[INSTRUCTIONS FOR THE TASK] Repeat every record below exactly as written.

[RECORD EXTRACTS]
-------

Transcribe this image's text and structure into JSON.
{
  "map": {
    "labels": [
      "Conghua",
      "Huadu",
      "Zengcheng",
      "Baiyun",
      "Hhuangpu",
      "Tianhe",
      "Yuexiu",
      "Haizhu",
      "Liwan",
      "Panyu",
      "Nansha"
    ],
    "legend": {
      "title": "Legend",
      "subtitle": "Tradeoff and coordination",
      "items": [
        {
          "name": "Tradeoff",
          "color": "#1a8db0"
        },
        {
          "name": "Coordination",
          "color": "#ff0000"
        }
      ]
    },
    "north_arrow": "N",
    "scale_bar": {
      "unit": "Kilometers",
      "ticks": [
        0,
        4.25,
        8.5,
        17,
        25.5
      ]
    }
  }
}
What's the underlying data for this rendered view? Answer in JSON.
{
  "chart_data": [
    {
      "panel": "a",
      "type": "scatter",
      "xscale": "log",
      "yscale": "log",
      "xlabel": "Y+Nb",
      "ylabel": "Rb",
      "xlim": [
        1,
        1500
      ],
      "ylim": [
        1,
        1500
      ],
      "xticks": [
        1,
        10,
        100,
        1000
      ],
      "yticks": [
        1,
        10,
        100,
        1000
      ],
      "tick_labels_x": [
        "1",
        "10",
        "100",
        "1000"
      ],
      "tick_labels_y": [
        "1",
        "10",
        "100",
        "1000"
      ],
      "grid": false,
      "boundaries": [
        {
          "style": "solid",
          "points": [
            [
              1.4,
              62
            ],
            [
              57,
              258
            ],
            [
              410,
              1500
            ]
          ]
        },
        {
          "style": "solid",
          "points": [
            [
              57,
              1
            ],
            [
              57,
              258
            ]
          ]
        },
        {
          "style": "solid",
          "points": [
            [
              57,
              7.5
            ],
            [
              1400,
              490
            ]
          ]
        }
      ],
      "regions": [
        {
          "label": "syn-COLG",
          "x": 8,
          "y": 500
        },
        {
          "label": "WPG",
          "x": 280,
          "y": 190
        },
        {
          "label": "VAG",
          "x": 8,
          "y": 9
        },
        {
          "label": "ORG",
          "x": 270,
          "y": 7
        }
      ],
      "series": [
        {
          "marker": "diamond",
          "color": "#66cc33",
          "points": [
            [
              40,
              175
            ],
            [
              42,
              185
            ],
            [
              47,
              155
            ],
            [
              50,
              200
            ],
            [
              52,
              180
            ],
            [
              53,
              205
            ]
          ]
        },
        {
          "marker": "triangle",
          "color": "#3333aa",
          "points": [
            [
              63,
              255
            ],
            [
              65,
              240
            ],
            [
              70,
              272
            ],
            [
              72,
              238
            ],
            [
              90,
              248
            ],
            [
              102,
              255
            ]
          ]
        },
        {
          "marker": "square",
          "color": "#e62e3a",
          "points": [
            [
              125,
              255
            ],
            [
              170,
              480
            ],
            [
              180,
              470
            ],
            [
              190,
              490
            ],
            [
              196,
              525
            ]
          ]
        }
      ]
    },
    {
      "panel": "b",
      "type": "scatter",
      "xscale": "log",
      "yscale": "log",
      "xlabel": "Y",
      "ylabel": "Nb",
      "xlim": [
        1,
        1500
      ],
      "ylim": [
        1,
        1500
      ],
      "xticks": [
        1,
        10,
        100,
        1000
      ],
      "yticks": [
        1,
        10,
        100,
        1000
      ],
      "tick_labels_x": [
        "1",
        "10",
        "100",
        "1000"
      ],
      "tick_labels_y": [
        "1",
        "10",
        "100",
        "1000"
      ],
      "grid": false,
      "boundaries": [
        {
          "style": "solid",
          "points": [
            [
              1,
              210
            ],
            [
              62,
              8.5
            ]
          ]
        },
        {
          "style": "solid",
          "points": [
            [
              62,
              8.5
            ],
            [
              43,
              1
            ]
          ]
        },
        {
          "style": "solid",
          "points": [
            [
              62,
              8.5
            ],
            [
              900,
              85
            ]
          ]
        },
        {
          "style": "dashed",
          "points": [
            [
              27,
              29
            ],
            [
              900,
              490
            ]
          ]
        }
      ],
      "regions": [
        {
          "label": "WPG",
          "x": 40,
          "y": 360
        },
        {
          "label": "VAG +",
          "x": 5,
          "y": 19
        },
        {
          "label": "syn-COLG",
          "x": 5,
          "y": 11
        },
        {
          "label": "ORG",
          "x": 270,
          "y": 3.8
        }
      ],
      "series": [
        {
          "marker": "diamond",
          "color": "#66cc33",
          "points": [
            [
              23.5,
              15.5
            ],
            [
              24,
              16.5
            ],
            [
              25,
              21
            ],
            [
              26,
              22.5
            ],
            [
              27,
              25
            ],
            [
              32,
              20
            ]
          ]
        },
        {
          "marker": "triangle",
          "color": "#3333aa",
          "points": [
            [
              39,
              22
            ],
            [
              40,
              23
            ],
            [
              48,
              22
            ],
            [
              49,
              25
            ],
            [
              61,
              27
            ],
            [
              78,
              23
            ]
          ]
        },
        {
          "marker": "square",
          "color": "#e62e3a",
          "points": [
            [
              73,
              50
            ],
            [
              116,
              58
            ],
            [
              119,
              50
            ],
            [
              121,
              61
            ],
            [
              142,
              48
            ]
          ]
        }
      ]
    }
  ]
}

-------

[TASK RESPONSE]
Transcribe this image's text and structure into JSON.
{
  "map": {
    "labels": [
      "Conghua",
      "Huadu",
      "Zengcheng",
      "Baiyun",
      "Hhuangpu",
      "Tianhe",
      "Yuexiu",
      "Haizhu",
      "Liwan",
      "Panyu",
      "Nansha"
    ],
    "legend": {
      "title": "Legend",
      "subtitle": "Tradeoff and coordination",
      "items": [
        {
          "name": "Tradeoff",
          "color": "#1a8db0"
        },
        {
          "name": "Coordination",
          "color": "#ff0000"
        }
      ]
    },
    "north_arrow": "N",
    "scale_bar": {
      "unit": "Kilometers",
      "ticks": [
        0,
        4.25,
        8.5,
        17,
        25.5
      ]
    }
  }
}
What's the underlying data for this rendered view? Answer in JSON.
{
  "chart_data": [
    {
      "panel": "a",
      "type": "scatter",
      "xscale": "log",
      "yscale": "log",
      "xlabel": "Y+Nb",
      "ylabel": "Rb",
      "xlim": [
        1,
        1500
      ],
      "ylim": [
        1,
        1500
      ],
      "xticks": [
        1,
        10,
        100,
        1000
      ],
      "yticks": [
        1,
        10,
        100,
        1000
      ],
      "tick_labels_x": [
        "1",
        "10",
        "100",
        "1000"
      ],
      "tick_labels_y": [
        "1",
        "10",
        "100",
        "1000"
      ],
      "grid": false,
      "boundaries": [
        {
          "style": "solid",
          "points": [
            [
              1.4,
              62
            ],
            [
              57,
              258
            ],
            [
              410,
              1500
            ]
          ]
        },
        {
          "style": "solid",
          "points": [
            [
              57,
              1
            ],
            [
              57,
              258
            ]
          ]
        },
        {
          "style": "solid",
          "points": [
            [
              57,
              7.5
            ],
            [
              1400,
              490
            ]
          ]
        }
      ],
      "regions": [
        {
          "label": "syn-COLG",
          "x": 8,
          "y": 500
        },
        {
          "label": "WPG",
          "x": 280,
          "y": 190
        },
        {
          "label": "VAG",
          "x": 8,
          "y": 9
        },
        {
          "label": "ORG",
          "x": 270,
          "y": 7
        }
      ],
      "series": [
        {
          "marker": "diamond",
          "color": "#66cc33",
          "points": [
            [
              40,
              175
            ],
            [
              42,
              185
            ],
            [
              47,
              155
            ],
            [
              50,
              200
            ],
            [
              52,
              180
            ],
            [
              53,
              205
            ]
          ]
        },
        {
          "marker": "triangle",
          "color": "#3333aa",
          "points": [
            [
              63,
              255
            ],
            [
              65,
              240
            ],
            [
              70,
              272
            ],
            [
              72,
              238
            ],
            [
              90,
              248
            ],
            [
              102,
              255
            ]
          ]
        },
        {
          "marker": "square",
          "color": "#e62e3a",
          "points": [
            [
              125,
              255
            ],
            [
              170,
              480
            ],
            [
              180,
              470
            ],
            [
              190,
              490
            ],
            [
              196,
              525
            ]
          ]
        }
      ]
    },
    {
      "panel": "b",
      "type": "scatter",
      "xscale": "log",
      "yscale": "log",
      "xlabel": "Y",
      "ylabel": "Nb",
      "xlim": [
        1,
        1500
      ],
      "ylim": [
        1,
        1500
      ],
      "xticks": [
        1,
        10,
        100,
        1000
      ],
      "yticks": [
        1,
        10,
        100,
        1000
      ],
      "tick_labels_x": [
        "1",
        "10",
        "100",
        "1000"
      ],
      "tick_labels_y": [
        "1",
        "10",
        "100",
        "1000"
      ],
      "grid": false,
      "boundaries": [
        {
          "style": "solid",
          "points": [
            [
              1,
              210
            ],
            [
              62,
              8.5
            ]
          ]
        },
        {
          "style": "solid",
          "points": [
            [
              62,
              8.5
            ],
            [
              43,
              1
            ]
          ]
        },
        {
          "style": "solid",
          "points": [
            [
              62,
              8.5
            ],
            [
              900,
              85
            ]
          ]
        },
        {
          "style": "dashed",
          "points": [
            [
              27,
              29
            ],
            [
              900,
              490
            ]
          ]
        }
      ],
      "regions": [
        {
          "label": "WPG",
          "x": 40,
          "y": 360
        },
        {
          "label": "VAG +",
          "x": 5,
          "y": 19
        },
        {
          "label": "syn-COLG",
          "x": 5,
          "y": 11
        },
        {
          "label": "ORG",
          "x": 270,
          "y": 3.8
        }
      ],
      "series": [
        {
          "marker": "diamond",
          "color": "#66cc33",
          "points": [
            [
              23.5,
              15.5
            ],
            [
              24,
              16.5
            ],
            [
              25,
              21
            ],
            [
              26,
              22.5
            ],
            [
              27,
              25
            ],
            [
              32,
              20
            ]
          ]
        },
        {
          "marker": "triangle",
          "color": "#3333aa",
          "points": [
            [
              39,
              22
            ],
            [
              40,
              23
            ],
            [
              48,
              22
            ],
            [
              49,
              25
            ],
            [
              61,
              27
            ],
            [
              78,
              23
            ]
          ]
        },
        {
          "marker": "square",
          "color": "#e62e3a",
          "points": [
            [
              73,
              50
            ],
            [
              116,
              58
            ],
            [
              119,
              50
            ],
            [
              121,
              61
            ],
            [
              142,
              48
            ]
          ]
        }
      ]
    }
  ]
}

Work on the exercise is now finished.